TASK DIRECTIONS:
Your task is to tally the lines of the listing containing the word "swBuildId" and report the figure alone.

[A block of data]
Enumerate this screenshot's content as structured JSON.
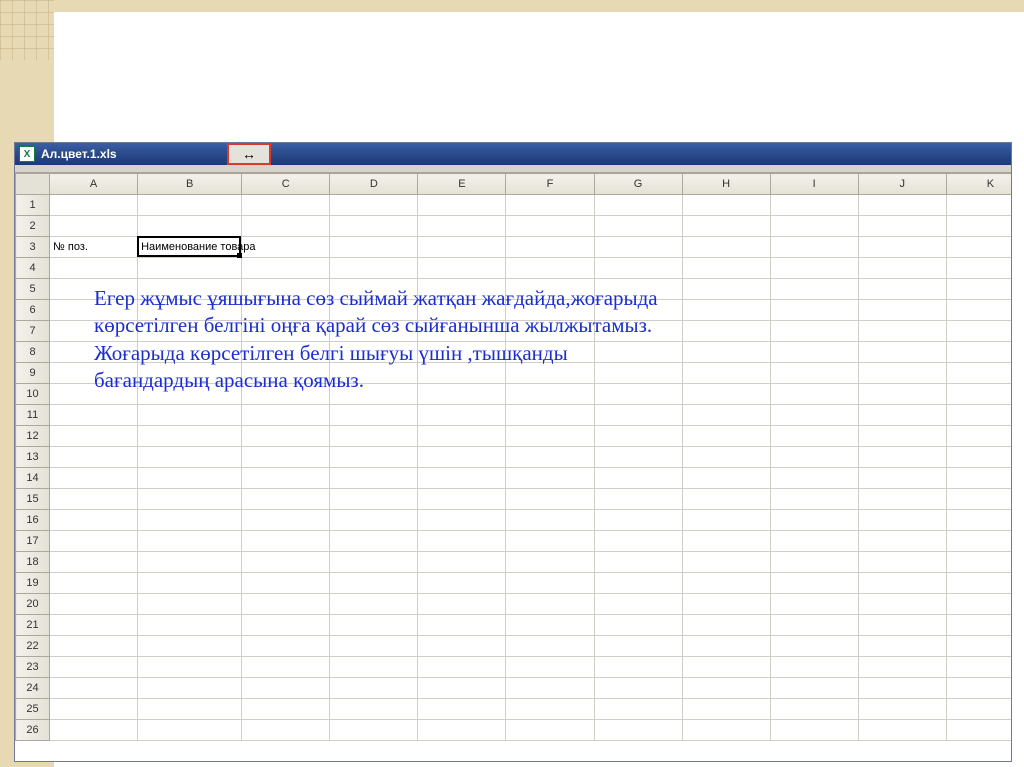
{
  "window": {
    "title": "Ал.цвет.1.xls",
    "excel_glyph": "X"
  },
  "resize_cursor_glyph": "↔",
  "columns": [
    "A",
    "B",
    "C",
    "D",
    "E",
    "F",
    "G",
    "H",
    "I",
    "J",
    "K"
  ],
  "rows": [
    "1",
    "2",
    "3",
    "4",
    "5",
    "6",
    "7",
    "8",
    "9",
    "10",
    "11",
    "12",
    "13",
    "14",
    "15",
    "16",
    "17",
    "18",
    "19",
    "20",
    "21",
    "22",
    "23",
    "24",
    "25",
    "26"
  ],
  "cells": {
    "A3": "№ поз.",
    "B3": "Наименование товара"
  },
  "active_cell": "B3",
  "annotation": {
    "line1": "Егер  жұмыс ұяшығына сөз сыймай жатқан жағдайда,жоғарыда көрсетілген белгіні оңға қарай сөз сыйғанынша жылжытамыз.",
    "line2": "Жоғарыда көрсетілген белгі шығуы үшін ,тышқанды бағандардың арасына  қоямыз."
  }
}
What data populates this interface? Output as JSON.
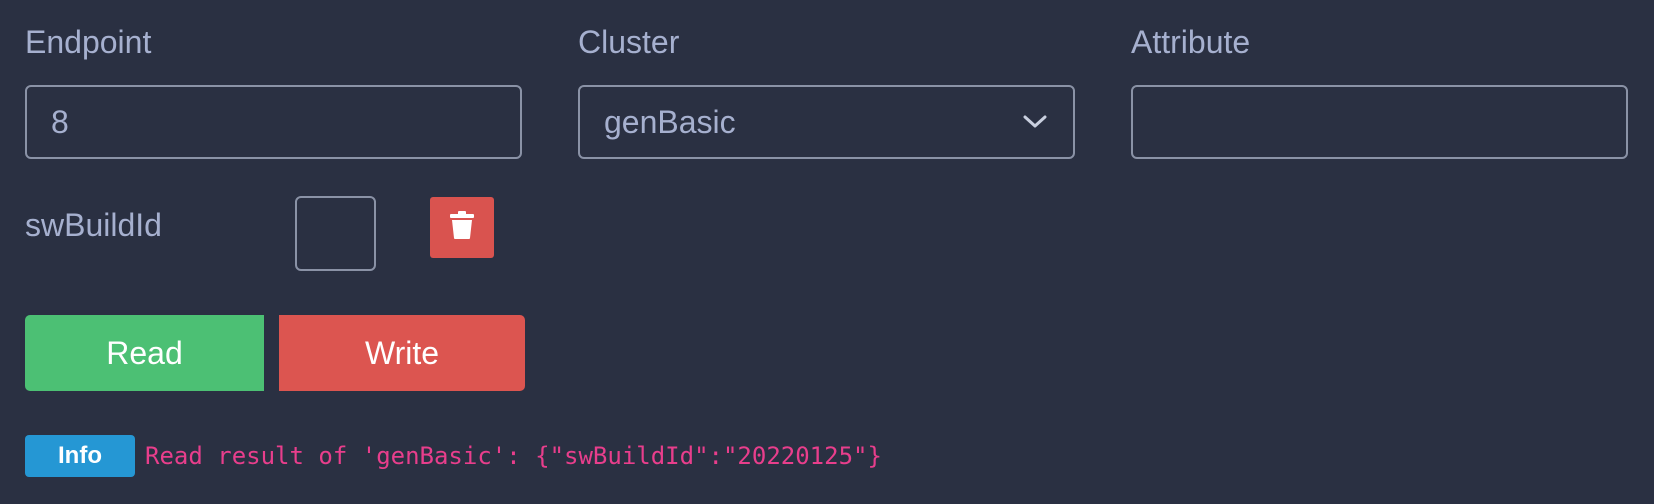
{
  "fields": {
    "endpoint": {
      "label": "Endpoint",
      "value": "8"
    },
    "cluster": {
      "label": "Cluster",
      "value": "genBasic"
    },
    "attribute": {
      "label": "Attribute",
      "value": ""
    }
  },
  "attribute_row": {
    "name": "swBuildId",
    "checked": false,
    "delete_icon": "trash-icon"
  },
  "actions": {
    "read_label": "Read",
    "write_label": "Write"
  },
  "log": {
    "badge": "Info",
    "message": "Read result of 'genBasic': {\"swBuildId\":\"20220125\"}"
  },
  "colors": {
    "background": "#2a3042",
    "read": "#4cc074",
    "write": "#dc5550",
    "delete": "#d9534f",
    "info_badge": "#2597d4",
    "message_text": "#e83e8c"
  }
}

FINISHED ANSWER:
2